:: REQUIRED ACTIONS ::
• 1. In the account of the Mobile Eye Hospital site visit, rewrite the portion that begins at the words "Joining Adams on" and stops after "Department of State.", changing "Economic Officer" to "Political Officer".
• 2. Continue the account of the Mobile Eye Hospital site visit from the point where it ends.

:: QUOTED PASSAGE ::

————

On a rainy Sunday afternoon, the EyeCare Project’s Mobile Eye Hospital pulled over on the side of the Ararat Highway and prepared for a site visit from high-ranking U.S. government officials. The purpose of the visit was to view the activities of “The Primary and Ophthalmological Health Care Alliance,” a joint USAID-AECP effort designed to increase the utilization of sustainable, high-quality primary healthcare services in Armenia and ultimately, to eliminate preventable blindness in the country.
Proud to be singled out as a success story of USAID/AECP cooperation, the EyeCare Project had the opportunity to demonstrate a U.S. government assistance project in operation. Its state-of-the-art mobile eye hospital provides eye care to Armenians throughout the country with all its patients, regardless of their financial situation, receiving eye screenings at no charge.
“I am much honored to be here and to see the work you are doing,” said Thomas Adams, Coordinator for U.S. Assistance to Europe and Eurasia (EUR/ACE), as he embarked on the AECP Mobile Eye Hospital, on April 29, 2006, to observe its activities with his US-Armenia Task Force.
Adams and the US-Armenia Task Force (USATF) delegation — a semi-annual meeting of officials from the U.S. State Department and the Government of Armenia — were greeted by the AECP, led by In-Country Director, Nune Yeghiazaryan, and Medical Director, Dr. Alexander Malayan. Also on-hand for the big day was Dr. Anna Hovakimyan, AECP Fellow; Dr. Asatur Hovsepyan, Director of the Mobile Eye Hospital; Dr. Marianne Shahsuvaryan, AECP Medical Education Director; and Dr. Tigran Kostanyan.
Yeghiazaryan mentioned that although most of Armenia’s residents are familiar with the MEH, they are always taken aback when they see the 14-ton, 48-foot moving eye hospital in person. Adams agreed. “This huge truck is very much impressive itself,” he said. “I am amazed at the high quality medical care being given here.”
Joining Adams on the site visit were Ara Barsam, Public Information Officer at USAID Armenia; Catherine Newcombe, U.S. Department of Justice; Elizabeth Paltrow, Economic Officer at the U.S. Embassy in Armenia; and Kami Witmer, Armenia Desk Officer at the U.S. Department of State.

————

:: EXCERPTED RECORDS ::
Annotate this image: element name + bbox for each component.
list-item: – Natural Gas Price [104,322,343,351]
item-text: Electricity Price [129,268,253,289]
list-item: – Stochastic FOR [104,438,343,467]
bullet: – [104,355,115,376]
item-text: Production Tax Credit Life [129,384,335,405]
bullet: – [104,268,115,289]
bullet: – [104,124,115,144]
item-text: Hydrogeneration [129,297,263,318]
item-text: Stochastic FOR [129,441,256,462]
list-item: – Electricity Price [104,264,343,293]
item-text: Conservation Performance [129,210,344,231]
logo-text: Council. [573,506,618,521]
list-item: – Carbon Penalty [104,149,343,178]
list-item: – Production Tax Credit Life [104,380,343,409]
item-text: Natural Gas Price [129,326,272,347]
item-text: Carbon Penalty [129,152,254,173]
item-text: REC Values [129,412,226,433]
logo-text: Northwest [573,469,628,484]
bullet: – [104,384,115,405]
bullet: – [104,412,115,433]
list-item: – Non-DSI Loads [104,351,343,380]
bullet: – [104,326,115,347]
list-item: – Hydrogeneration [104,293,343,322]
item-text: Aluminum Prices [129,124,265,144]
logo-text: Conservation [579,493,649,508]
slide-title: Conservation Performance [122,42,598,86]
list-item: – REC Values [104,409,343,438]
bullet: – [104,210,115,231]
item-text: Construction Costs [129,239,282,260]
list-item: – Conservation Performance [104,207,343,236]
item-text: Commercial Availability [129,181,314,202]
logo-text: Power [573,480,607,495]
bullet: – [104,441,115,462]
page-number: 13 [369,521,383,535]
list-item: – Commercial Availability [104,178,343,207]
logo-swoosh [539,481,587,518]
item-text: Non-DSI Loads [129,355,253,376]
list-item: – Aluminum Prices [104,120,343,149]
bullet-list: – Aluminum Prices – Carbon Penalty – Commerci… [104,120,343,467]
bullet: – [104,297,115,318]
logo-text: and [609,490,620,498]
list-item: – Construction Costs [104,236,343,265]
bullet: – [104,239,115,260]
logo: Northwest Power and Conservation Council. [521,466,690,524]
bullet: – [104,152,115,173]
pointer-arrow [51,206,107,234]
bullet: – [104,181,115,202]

————

:: ANSWERS TO THE EXERCISE ::
• 1.
Joining Adams on the site visit were Ara Barsam, Public Information Officer at USAID Armenia; Catherine Newcombe, U.S. Department of Justice; Elizabeth Paltrow, Political Officer at the U.S. Embassy in Armenia; and Kami Witmer, Armenia Desk Officer at the U.S. Department of State.

• 2.
Paltrow echoed the statements of the others saying, “I am so glad to have the chance to finally see this site because we see the images, we read the stories in the newsletter… But it is very, very impressive to be here at the actual location, to see the surgeries in progress. I think it is very important work and a very commendable effort.”
Upon arrival, the delegation was briefed on the activities of the Project in the AECP tent — a large structure put up adjacent to the MEH and used for eye screenings, public education and a variety of other programs. The brief included a presentation on the big screen and guests received a number of AECP publications to illustrate the tools the organization uses to combat preventable blindness in Armenia.
During the brief, Dr. Malayan emphasized the importance of the comprehensive project for the development of eye care in Armenia and underscored the training and research component — the cornerstone of AECP’s Five Point Program. Dr. Shahsuvaryan also shared her impressions of the AECP-USAID family physician training program.
Once inside the MEH, the group watched eye surgeries in progress on a closed-circuit monitor used for teaching purposes. They also observed eye examinations and talked with patients and their physicians.
Summing up her experience on the MEH, Witmer said, “The operation is going on and it is good to see. U.S. money is really helping to make a difference, especially in the healthcare system of Armenia. It’s impressive to be here.”